**WHAT NEEDS TO BE DONE**
Draw out every line with the word "Disaster" from the listing below.

**DATA SUPPLIED**
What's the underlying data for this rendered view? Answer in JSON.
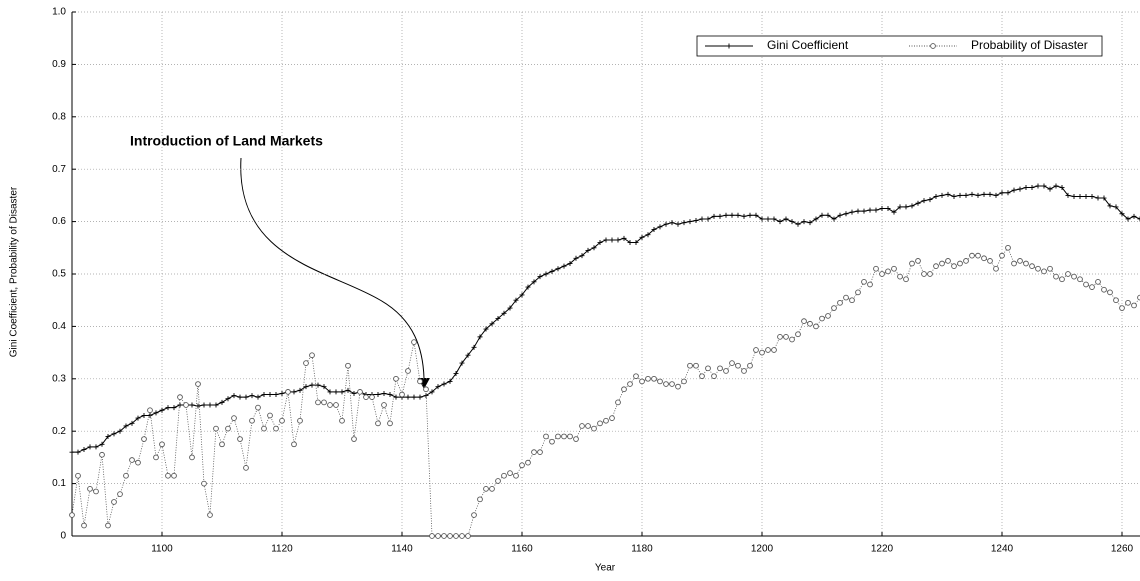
{
  "chart_data": {
    "type": "line",
    "x_label": "Year",
    "y_label": "Gini Coefficient, Probability of Disaster",
    "annotation": "Introduction of Land Markets",
    "xlim": [
      1085,
      1263
    ],
    "ylim": [
      0,
      1
    ],
    "xticks": [
      1100,
      1120,
      1140,
      1160,
      1180,
      1200,
      1220,
      1240,
      1260
    ],
    "yticks": [
      0,
      0.1,
      0.2,
      0.3,
      0.4,
      0.5,
      0.6,
      0.7,
      0.8,
      0.9,
      {
        "value": 1,
        "label": "1.0"
      }
    ],
    "grid": true,
    "legend": "top-right",
    "x": [
      1085,
      1086,
      1087,
      1088,
      1089,
      1090,
      1091,
      1092,
      1093,
      1094,
      1095,
      1096,
      1097,
      1098,
      1099,
      1100,
      1101,
      1102,
      1103,
      1104,
      1105,
      1106,
      1107,
      1108,
      1109,
      1110,
      1111,
      1112,
      1113,
      1114,
      1115,
      1116,
      1117,
      1118,
      1119,
      1120,
      1121,
      1122,
      1123,
      1124,
      1125,
      1126,
      1127,
      1128,
      1129,
      1130,
      1131,
      1132,
      1133,
      1134,
      1135,
      1136,
      1137,
      1138,
      1139,
      1140,
      1141,
      1142,
      1143,
      1144,
      1145,
      1146,
      1147,
      1148,
      1149,
      1150,
      1151,
      1152,
      1153,
      1154,
      1155,
      1156,
      1157,
      1158,
      1159,
      1160,
      1161,
      1162,
      1163,
      1164,
      1165,
      1166,
      1167,
      1168,
      1169,
      1170,
      1171,
      1172,
      1173,
      1174,
      1175,
      1176,
      1177,
      1178,
      1179,
      1180,
      1181,
      1182,
      1183,
      1184,
      1185,
      1186,
      1187,
      1188,
      1189,
      1190,
      1191,
      1192,
      1193,
      1194,
      1195,
      1196,
      1197,
      1198,
      1199,
      1200,
      1201,
      1202,
      1203,
      1204,
      1205,
      1206,
      1207,
      1208,
      1209,
      1210,
      1211,
      1212,
      1213,
      1214,
      1215,
      1216,
      1217,
      1218,
      1219,
      1220,
      1221,
      1222,
      1223,
      1224,
      1225,
      1226,
      1227,
      1228,
      1229,
      1230,
      1231,
      1232,
      1233,
      1234,
      1235,
      1236,
      1237,
      1238,
      1239,
      1240,
      1241,
      1242,
      1243,
      1244,
      1245,
      1246,
      1247,
      1248,
      1249,
      1250,
      1251,
      1252,
      1253,
      1254,
      1255,
      1256,
      1257,
      1258,
      1259,
      1260,
      1261,
      1262,
      1263
    ],
    "series": [
      {
        "name": "Gini Coefficient",
        "color": "#000000",
        "marker": "plus",
        "line_style": "solid",
        "values": [
          0.16,
          0.16,
          0.165,
          0.17,
          0.17,
          0.175,
          0.19,
          0.195,
          0.2,
          0.21,
          0.215,
          0.225,
          0.23,
          0.23,
          0.235,
          0.24,
          0.245,
          0.245,
          0.25,
          0.25,
          0.25,
          0.248,
          0.25,
          0.25,
          0.25,
          0.255,
          0.262,
          0.268,
          0.265,
          0.265,
          0.268,
          0.265,
          0.27,
          0.27,
          0.27,
          0.272,
          0.275,
          0.275,
          0.278,
          0.285,
          0.288,
          0.288,
          0.285,
          0.275,
          0.275,
          0.275,
          0.278,
          0.272,
          0.275,
          0.27,
          0.27,
          0.27,
          0.272,
          0.27,
          0.265,
          0.265,
          0.265,
          0.265,
          0.265,
          0.268,
          0.275,
          0.285,
          0.29,
          0.295,
          0.31,
          0.33,
          0.345,
          0.36,
          0.38,
          0.395,
          0.405,
          0.415,
          0.425,
          0.435,
          0.45,
          0.46,
          0.475,
          0.485,
          0.495,
          0.5,
          0.505,
          0.51,
          0.515,
          0.52,
          0.53,
          0.535,
          0.545,
          0.55,
          0.56,
          0.565,
          0.565,
          0.565,
          0.568,
          0.56,
          0.56,
          0.57,
          0.575,
          0.585,
          0.59,
          0.595,
          0.598,
          0.595,
          0.598,
          0.6,
          0.602,
          0.605,
          0.605,
          0.61,
          0.61,
          0.612,
          0.612,
          0.612,
          0.61,
          0.612,
          0.612,
          0.605,
          0.605,
          0.605,
          0.6,
          0.605,
          0.6,
          0.595,
          0.6,
          0.598,
          0.605,
          0.612,
          0.612,
          0.605,
          0.612,
          0.615,
          0.618,
          0.62,
          0.62,
          0.622,
          0.622,
          0.625,
          0.625,
          0.618,
          0.628,
          0.628,
          0.63,
          0.635,
          0.64,
          0.642,
          0.648,
          0.65,
          0.652,
          0.648,
          0.65,
          0.65,
          0.652,
          0.65,
          0.652,
          0.652,
          0.65,
          0.655,
          0.655,
          0.66,
          0.662,
          0.665,
          0.665,
          0.668,
          0.668,
          0.662,
          0.668,
          0.665,
          0.65,
          0.648,
          0.648,
          0.648,
          0.648,
          0.645,
          0.645,
          0.63,
          0.628,
          0.615,
          0.605,
          0.61,
          0.605
        ]
      },
      {
        "name": "Probability of Disaster",
        "color": "#555555",
        "marker": "circle",
        "line_style": "dotted",
        "values": [
          0.04,
          0.115,
          0.02,
          0.09,
          0.085,
          0.155,
          0.02,
          0.065,
          0.08,
          0.115,
          0.145,
          0.14,
          0.185,
          0.24,
          0.15,
          0.175,
          0.115,
          0.115,
          0.265,
          0.25,
          0.15,
          0.29,
          0.1,
          0.04,
          0.205,
          0.175,
          0.205,
          0.225,
          0.185,
          0.13,
          0.22,
          0.245,
          0.205,
          0.23,
          0.205,
          0.22,
          0.275,
          0.175,
          0.22,
          0.33,
          0.345,
          0.255,
          0.255,
          0.25,
          0.25,
          0.22,
          0.325,
          0.185,
          0.275,
          0.265,
          0.265,
          0.215,
          0.25,
          0.215,
          0.3,
          0.27,
          0.315,
          0.37,
          0.295,
          0.28,
          0,
          0,
          0,
          0,
          0,
          0,
          0,
          0.04,
          0.07,
          0.09,
          0.09,
          0.105,
          0.115,
          0.12,
          0.115,
          0.135,
          0.14,
          0.16,
          0.16,
          0.19,
          0.18,
          0.19,
          0.19,
          0.19,
          0.185,
          0.21,
          0.21,
          0.205,
          0.215,
          0.22,
          0.225,
          0.255,
          0.28,
          0.29,
          0.305,
          0.295,
          0.3,
          0.3,
          0.295,
          0.29,
          0.29,
          0.285,
          0.295,
          0.325,
          0.325,
          0.305,
          0.32,
          0.305,
          0.32,
          0.315,
          0.33,
          0.325,
          0.315,
          0.325,
          0.355,
          0.35,
          0.355,
          0.355,
          0.38,
          0.38,
          0.375,
          0.385,
          0.41,
          0.405,
          0.4,
          0.415,
          0.42,
          0.435,
          0.445,
          0.455,
          0.45,
          0.465,
          0.485,
          0.48,
          0.51,
          0.5,
          0.505,
          0.51,
          0.495,
          0.49,
          0.52,
          0.525,
          0.5,
          0.5,
          0.515,
          0.52,
          0.525,
          0.515,
          0.52,
          0.525,
          0.535,
          0.535,
          0.53,
          0.525,
          0.51,
          0.535,
          0.55,
          0.52,
          0.525,
          0.52,
          0.515,
          0.51,
          0.505,
          0.51,
          0.495,
          0.49,
          0.5,
          0.495,
          0.49,
          0.48,
          0.475,
          0.485,
          0.47,
          0.465,
          0.45,
          0.435,
          0.445,
          0.44,
          0.455
        ]
      }
    ]
  }
}
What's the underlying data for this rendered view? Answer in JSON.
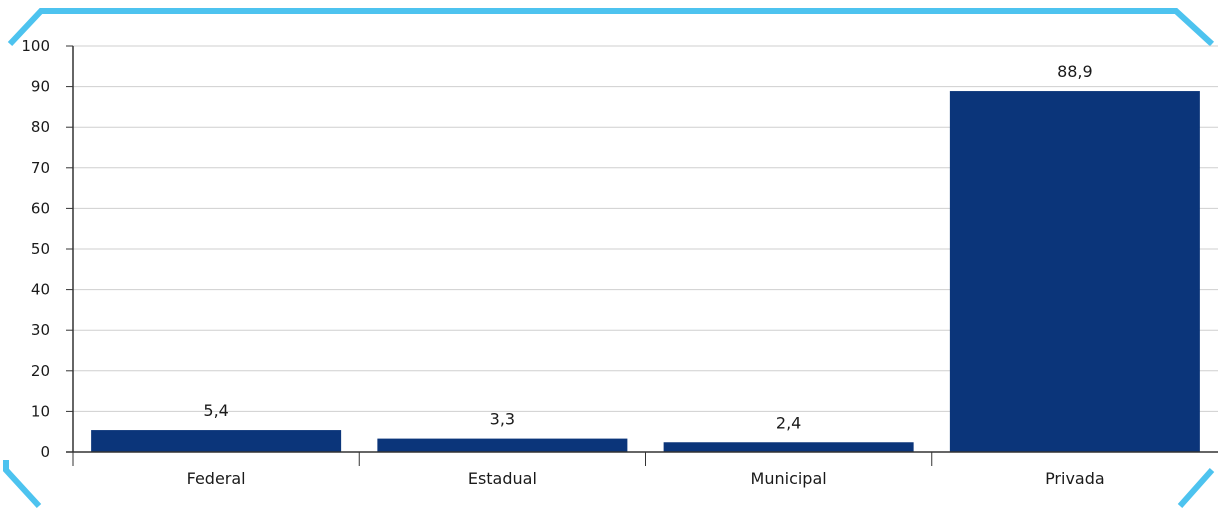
{
  "colors": {
    "frame": "#4dc3ef",
    "bar": "#0b357a",
    "grid": "#cfcfcf",
    "axis": "#333333"
  },
  "chart_data": {
    "type": "bar",
    "title": "",
    "xlabel": "",
    "ylabel": "",
    "categories": [
      "Federal",
      "Estadual",
      "Municipal",
      "Privada"
    ],
    "values": [
      5.4,
      3.3,
      2.4,
      88.9
    ],
    "data_labels": [
      "5,4",
      "3,3",
      "2,4",
      "88,9"
    ],
    "ylim": [
      0,
      100
    ],
    "yticks": [
      0,
      10,
      20,
      30,
      40,
      50,
      60,
      70,
      80,
      90,
      100
    ],
    "grid": true,
    "legend": "none"
  }
}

**EXPECTED OUTPUT**
    "y_label": "Gini Coefficient, Probability of Disaster",
        "name": "Probability of Disaster",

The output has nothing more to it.